=== Task data ===

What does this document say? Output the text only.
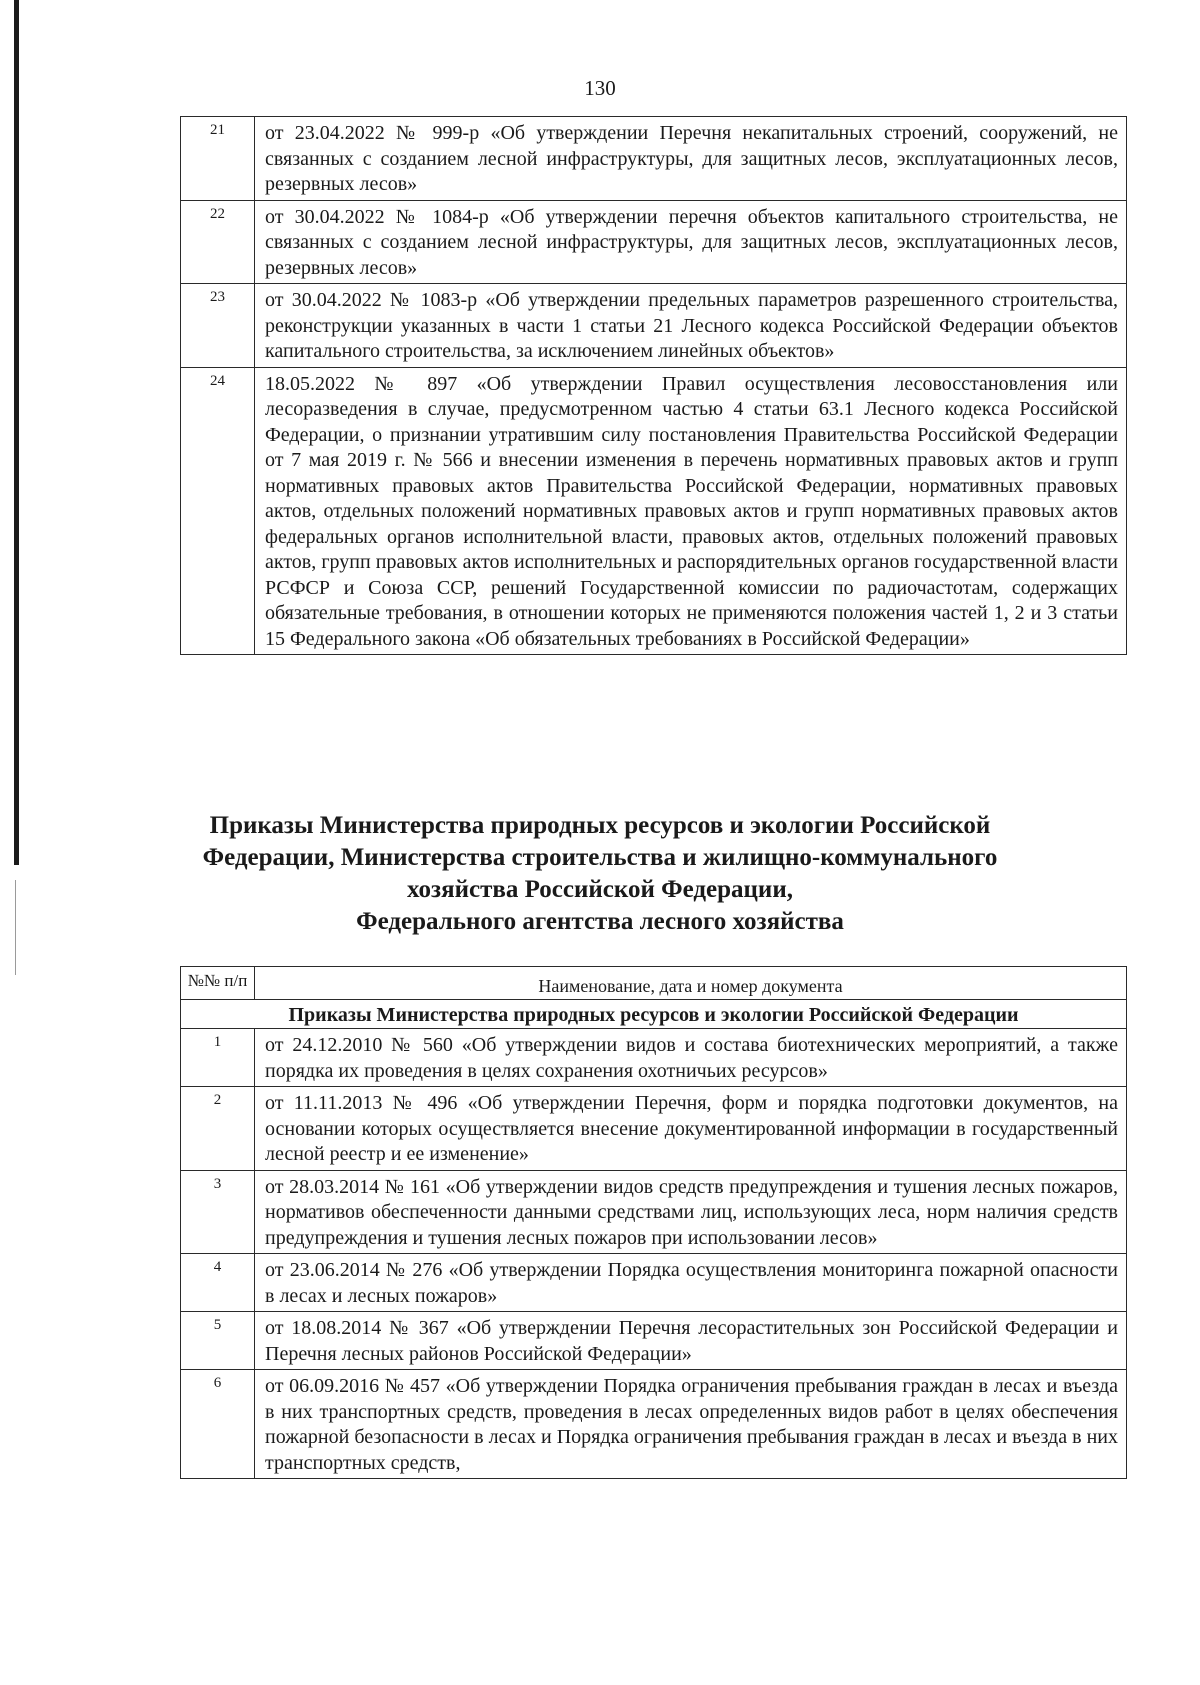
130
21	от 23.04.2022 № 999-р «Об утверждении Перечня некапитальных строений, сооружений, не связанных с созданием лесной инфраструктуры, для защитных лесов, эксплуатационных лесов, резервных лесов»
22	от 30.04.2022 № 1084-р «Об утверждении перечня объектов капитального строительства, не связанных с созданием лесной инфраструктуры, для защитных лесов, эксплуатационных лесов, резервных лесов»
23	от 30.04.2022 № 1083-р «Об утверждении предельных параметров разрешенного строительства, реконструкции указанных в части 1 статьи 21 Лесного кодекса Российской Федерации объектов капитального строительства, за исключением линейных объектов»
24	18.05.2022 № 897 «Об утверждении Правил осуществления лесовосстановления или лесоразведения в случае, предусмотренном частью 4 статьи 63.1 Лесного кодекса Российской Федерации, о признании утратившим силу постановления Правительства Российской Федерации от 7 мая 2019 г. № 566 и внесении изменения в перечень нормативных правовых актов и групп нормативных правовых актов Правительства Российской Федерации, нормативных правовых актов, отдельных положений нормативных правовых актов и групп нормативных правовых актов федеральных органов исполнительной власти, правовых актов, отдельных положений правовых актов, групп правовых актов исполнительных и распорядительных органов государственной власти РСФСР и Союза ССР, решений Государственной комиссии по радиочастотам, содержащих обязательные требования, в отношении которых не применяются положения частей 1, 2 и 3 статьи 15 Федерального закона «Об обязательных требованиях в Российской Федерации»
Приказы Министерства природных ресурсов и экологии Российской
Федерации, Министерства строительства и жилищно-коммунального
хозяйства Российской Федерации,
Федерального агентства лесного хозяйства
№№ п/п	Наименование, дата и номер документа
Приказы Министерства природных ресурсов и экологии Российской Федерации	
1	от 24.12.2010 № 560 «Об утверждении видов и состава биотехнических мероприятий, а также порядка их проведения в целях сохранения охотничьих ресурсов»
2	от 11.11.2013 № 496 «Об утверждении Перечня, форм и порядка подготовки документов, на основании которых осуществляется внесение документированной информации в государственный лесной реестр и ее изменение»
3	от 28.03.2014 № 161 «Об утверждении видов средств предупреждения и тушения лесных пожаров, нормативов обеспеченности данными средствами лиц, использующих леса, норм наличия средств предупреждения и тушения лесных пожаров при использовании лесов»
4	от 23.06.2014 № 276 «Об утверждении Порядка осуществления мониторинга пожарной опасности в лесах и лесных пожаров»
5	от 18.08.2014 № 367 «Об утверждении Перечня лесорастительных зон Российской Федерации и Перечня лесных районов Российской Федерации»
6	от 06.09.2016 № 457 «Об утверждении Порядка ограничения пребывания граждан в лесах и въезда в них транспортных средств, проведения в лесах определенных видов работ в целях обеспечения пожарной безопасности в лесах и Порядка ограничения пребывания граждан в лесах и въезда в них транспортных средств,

===

■ Exercise directions ■
All of the data needs repeating exactly, but the pictures do not.

■ Exercise solution ■
What does this document say? Output the text only.
130
21	от 23.04.2022 № 999-р «Об утверждении Перечня некапитальных строений, сооружений, не связанных с созданием лесной инфраструктуры, для защитных лесов, эксплуатационных лесов, резервных лесов»
22	от 30.04.2022 № 1084-р «Об утверждении перечня объектов капитального строительства, не связанных с созданием лесной инфраструктуры, для защитных лесов, эксплуатационных лесов, резервных лесов»
23	от 30.04.2022 № 1083-р «Об утверждении предельных параметров разрешенного строительства, реконструкции указанных в части 1 статьи 21 Лесного кодекса Российской Федерации объектов капитального строительства, за исключением линейных объектов»
24	18.05.2022 № 897 «Об утверждении Правил осуществления лесовосстановления или лесоразведения в случае, предусмотренном частью 4 статьи 63.1 Лесного кодекса Российской Федерации, о признании утратившим силу постановления Правительства Российской Федерации от 7 мая 2019 г. № 566 и внесении изменения в перечень нормативных правовых актов и групп нормативных правовых актов Правительства Российской Федерации, нормативных правовых актов, отдельных положений нормативных правовых актов и групп нормативных правовых актов федеральных органов исполнительной власти, правовых актов, отдельных положений правовых актов, групп правовых актов исполнительных и распорядительных органов государственной власти РСФСР и Союза ССР, решений Государственной комиссии по радиочастотам, содержащих обязательные требования, в отношении которых не применяются положения частей 1, 2 и 3 статьи 15 Федерального закона «Об обязательных требованиях в Российской Федерации»
Приказы Министерства природных ресурсов и экологии Российской
Федерации, Министерства строительства и жилищно-коммунального
хозяйства Российской Федерации,
Федерального агентства лесного хозяйства
№№ п/п	Наименование, дата и номер документа
Приказы Министерства природных ресурсов и экологии Российской Федерации	
1	от 24.12.2010 № 560 «Об утверждении видов и состава биотехнических мероприятий, а также порядка их проведения в целях сохранения охотничьих ресурсов»
2	от 11.11.2013 № 496 «Об утверждении Перечня, форм и порядка подготовки документов, на основании которых осуществляется внесение документированной информации в государственный лесной реестр и ее изменение»
3	от 28.03.2014 № 161 «Об утверждении видов средств предупреждения и тушения лесных пожаров, нормативов обеспеченности данными средствами лиц, использующих леса, норм наличия средств предупреждения и тушения лесных пожаров при использовании лесов»
4	от 23.06.2014 № 276 «Об утверждении Порядка осуществления мониторинга пожарной опасности в лесах и лесных пожаров»
5	от 18.08.2014 № 367 «Об утверждении Перечня лесорастительных зон Российской Федерации и Перечня лесных районов Российской Федерации»
6	от 06.09.2016 № 457 «Об утверждении Порядка ограничения пребывания граждан в лесах и въезда в них транспортных средств, проведения в лесах определенных видов работ в целях обеспечения пожарной безопасности в лесах и Порядка ограничения пребывания граждан в лесах и въезда в них транспортных средств,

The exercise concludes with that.